- Recorded data:
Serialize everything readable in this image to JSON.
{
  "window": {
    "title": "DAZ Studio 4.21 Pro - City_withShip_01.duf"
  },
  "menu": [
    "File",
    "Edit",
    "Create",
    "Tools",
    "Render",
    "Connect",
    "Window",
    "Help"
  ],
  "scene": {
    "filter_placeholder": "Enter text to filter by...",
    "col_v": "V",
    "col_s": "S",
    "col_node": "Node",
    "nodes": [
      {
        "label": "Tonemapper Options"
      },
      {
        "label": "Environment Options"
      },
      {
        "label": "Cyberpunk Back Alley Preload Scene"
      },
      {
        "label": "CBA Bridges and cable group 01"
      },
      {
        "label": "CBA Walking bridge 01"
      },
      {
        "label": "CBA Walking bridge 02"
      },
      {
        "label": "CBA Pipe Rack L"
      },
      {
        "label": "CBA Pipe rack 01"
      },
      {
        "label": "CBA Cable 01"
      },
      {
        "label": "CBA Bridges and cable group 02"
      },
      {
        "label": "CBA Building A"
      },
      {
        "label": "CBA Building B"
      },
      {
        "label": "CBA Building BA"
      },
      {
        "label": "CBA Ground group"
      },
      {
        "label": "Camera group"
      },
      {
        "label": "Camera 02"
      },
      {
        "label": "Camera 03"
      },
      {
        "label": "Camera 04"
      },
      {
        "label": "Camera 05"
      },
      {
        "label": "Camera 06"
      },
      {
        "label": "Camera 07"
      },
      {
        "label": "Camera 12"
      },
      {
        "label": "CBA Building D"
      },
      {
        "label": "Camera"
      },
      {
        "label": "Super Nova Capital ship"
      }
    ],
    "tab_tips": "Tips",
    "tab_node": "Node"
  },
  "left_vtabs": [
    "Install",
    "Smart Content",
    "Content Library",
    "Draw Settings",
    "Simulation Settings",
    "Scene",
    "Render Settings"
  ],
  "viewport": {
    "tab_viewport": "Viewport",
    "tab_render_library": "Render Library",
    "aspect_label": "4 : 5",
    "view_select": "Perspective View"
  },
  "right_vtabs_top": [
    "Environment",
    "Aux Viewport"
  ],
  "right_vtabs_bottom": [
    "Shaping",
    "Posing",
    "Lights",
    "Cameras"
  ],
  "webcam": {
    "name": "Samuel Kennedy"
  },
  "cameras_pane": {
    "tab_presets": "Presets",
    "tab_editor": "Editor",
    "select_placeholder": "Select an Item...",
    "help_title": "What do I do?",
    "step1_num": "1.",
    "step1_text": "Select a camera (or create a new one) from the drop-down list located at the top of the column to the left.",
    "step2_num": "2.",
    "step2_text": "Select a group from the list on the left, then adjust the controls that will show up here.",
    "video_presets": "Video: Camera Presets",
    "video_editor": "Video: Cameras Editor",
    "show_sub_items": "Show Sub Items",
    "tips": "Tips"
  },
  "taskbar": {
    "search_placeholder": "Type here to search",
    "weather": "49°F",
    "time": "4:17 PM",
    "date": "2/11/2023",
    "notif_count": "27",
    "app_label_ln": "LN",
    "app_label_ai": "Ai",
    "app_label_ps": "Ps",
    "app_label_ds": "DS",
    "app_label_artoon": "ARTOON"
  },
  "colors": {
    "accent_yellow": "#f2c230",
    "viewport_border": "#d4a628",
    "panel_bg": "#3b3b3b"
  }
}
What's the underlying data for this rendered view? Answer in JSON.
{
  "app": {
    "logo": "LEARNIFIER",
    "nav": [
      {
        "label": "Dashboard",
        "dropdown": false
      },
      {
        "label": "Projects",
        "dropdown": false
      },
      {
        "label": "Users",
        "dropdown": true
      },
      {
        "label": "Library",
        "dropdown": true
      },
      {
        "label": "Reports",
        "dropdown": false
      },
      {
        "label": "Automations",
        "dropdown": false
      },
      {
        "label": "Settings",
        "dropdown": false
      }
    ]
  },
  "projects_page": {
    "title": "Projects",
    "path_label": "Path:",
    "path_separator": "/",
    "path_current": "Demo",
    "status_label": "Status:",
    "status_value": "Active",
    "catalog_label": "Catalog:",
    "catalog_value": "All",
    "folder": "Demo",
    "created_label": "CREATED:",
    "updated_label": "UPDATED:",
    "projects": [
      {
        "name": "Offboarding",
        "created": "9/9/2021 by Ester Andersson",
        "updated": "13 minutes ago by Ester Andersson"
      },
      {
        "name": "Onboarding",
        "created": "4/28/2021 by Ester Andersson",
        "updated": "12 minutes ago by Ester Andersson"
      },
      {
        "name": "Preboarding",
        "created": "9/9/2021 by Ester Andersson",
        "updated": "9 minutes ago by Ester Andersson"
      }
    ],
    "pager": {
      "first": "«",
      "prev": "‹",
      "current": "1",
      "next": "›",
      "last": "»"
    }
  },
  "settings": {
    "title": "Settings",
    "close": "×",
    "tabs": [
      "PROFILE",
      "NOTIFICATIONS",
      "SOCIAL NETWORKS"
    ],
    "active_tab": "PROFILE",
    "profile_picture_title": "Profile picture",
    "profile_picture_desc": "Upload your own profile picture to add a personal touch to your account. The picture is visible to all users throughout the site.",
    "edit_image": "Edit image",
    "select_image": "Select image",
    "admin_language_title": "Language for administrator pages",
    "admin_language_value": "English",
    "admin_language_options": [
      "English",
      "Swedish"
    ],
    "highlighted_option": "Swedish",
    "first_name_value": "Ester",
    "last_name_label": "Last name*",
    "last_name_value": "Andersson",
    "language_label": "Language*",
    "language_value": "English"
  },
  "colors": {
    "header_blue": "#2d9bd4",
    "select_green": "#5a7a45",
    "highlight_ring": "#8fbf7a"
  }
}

- Exercise brief:
Go through the data and return every record exactly.

- Final result:
Serialize everything readable in this image to JSON.
{
  "window": {
    "title": "DAZ Studio 4.21 Pro - City_withShip_01.duf"
  },
  "menu": [
    "File",
    "Edit",
    "Create",
    "Tools",
    "Render",
    "Connect",
    "Window",
    "Help"
  ],
  "scene": {
    "filter_placeholder": "Enter text to filter by...",
    "col_v": "V",
    "col_s": "S",
    "col_node": "Node",
    "nodes": [
      {
        "label": "Tonemapper Options"
      },
      {
        "label": "Environment Options"
      },
      {
        "label": "Cyberpunk Back Alley Preload Scene"
      },
      {
        "label": "CBA Bridges and cable group 01"
      },
      {
        "label": "CBA Walking bridge 01"
      },
      {
        "label": "CBA Walking bridge 02"
      },
      {
        "label": "CBA Pipe Rack L"
      },
      {
        "label": "CBA Pipe rack 01"
      },
      {
        "label": "CBA Cable 01"
      },
      {
        "label": "CBA Bridges and cable group 02"
      },
      {
        "label": "CBA Building A"
      },
      {
        "label": "CBA Building B"
      },
      {
        "label": "CBA Building BA"
      },
      {
        "label": "CBA Ground group"
      },
      {
        "label": "Camera group"
      },
      {
        "label": "Camera 02"
      },
      {
        "label": "Camera 03"
      },
      {
        "label": "Camera 04"
      },
      {
        "label": "Camera 05"
      },
      {
        "label": "Camera 06"
      },
      {
        "label": "Camera 07"
      },
      {
        "label": "Camera 12"
      },
      {
        "label": "CBA Building D"
      },
      {
        "label": "Camera"
      },
      {
        "label": "Super Nova Capital ship"
      }
    ],
    "tab_tips": "Tips",
    "tab_node": "Node"
  },
  "left_vtabs": [
    "Install",
    "Smart Content",
    "Content Library",
    "Draw Settings",
    "Simulation Settings",
    "Scene",
    "Render Settings"
  ],
  "viewport": {
    "tab_viewport": "Viewport",
    "tab_render_library": "Render Library",
    "aspect_label": "4 : 5",
    "view_select": "Perspective View"
  },
  "right_vtabs_top": [
    "Environment",
    "Aux Viewport"
  ],
  "right_vtabs_bottom": [
    "Shaping",
    "Posing",
    "Lights",
    "Cameras"
  ],
  "webcam": {
    "name": "Samuel Kennedy"
  },
  "cameras_pane": {
    "tab_presets": "Presets",
    "tab_editor": "Editor",
    "select_placeholder": "Select an Item...",
    "help_title": "What do I do?",
    "step1_num": "1.",
    "step1_text": "Select a camera (or create a new one) from the drop-down list located at the top of the column to the left.",
    "step2_num": "2.",
    "step2_text": "Select a group from the list on the left, then adjust the controls that will show up here.",
    "video_presets": "Video: Camera Presets",
    "video_editor": "Video: Cameras Editor",
    "show_sub_items": "Show Sub Items",
    "tips": "Tips"
  },
  "taskbar": {
    "search_placeholder": "Type here to search",
    "weather": "49°F",
    "time": "4:17 PM",
    "date": "2/11/2023",
    "notif_count": "27",
    "app_label_ln": "LN",
    "app_label_ai": "Ai",
    "app_label_ps": "Ps",
    "app_label_ds": "DS",
    "app_label_artoon": "ARTOON"
  },
  "colors": {
    "accent_yellow": "#f2c230",
    "viewport_border": "#d4a628",
    "panel_bg": "#3b3b3b"
  }
}
What's the underlying data for this rendered view? Answer in JSON.
{
  "app": {
    "logo": "LEARNIFIER",
    "nav": [
      {
        "label": "Dashboard",
        "dropdown": false
      },
      {
        "label": "Projects",
        "dropdown": false
      },
      {
        "label": "Users",
        "dropdown": true
      },
      {
        "label": "Library",
        "dropdown": true
      },
      {
        "label": "Reports",
        "dropdown": false
      },
      {
        "label": "Automations",
        "dropdown": false
      },
      {
        "label": "Settings",
        "dropdown": false
      }
    ]
  },
  "projects_page": {
    "title": "Projects",
    "path_label": "Path:",
    "path_separator": "/",
    "path_current": "Demo",
    "status_label": "Status:",
    "status_value": "Active",
    "catalog_label": "Catalog:",
    "catalog_value": "All",
    "folder": "Demo",
    "created_label": "CREATED:",
    "updated_label": "UPDATED:",
    "projects": [
      {
        "name": "Offboarding",
        "created": "9/9/2021 by Ester Andersson",
        "updated": "13 minutes ago by Ester Andersson"
      },
      {
        "name": "Onboarding",
        "created": "4/28/2021 by Ester Andersson",
        "updated": "12 minutes ago by Ester Andersson"
      },
      {
        "name": "Preboarding",
        "created": "9/9/2021 by Ester Andersson",
        "updated": "9 minutes ago by Ester Andersson"
      }
    ],
    "pager": {
      "first": "«",
      "prev": "‹",
      "current": "1",
      "next": "›",
      "last": "»"
    }
  },
  "settings": {
    "title": "Settings",
    "close": "×",
    "tabs": [
      "PROFILE",
      "NOTIFICATIONS",
      "SOCIAL NETWORKS"
    ],
    "active_tab": "PROFILE",
    "profile_picture_title": "Profile picture",
    "profile_picture_desc": "Upload your own profile picture to add a personal touch to your account. The picture is visible to all users throughout the site.",
    "edit_image": "Edit image",
    "select_image": "Select image",
    "admin_language_title": "Language for administrator pages",
    "admin_language_value": "English",
    "admin_language_options": [
      "English",
      "Swedish"
    ],
    "highlighted_option": "Swedish",
    "first_name_value": "Ester",
    "last_name_label": "Last name*",
    "last_name_value": "Andersson",
    "language_label": "Language*",
    "language_value": "English"
  },
  "colors": {
    "header_blue": "#2d9bd4",
    "select_green": "#5a7a45",
    "highlight_ring": "#8fbf7a"
  }
}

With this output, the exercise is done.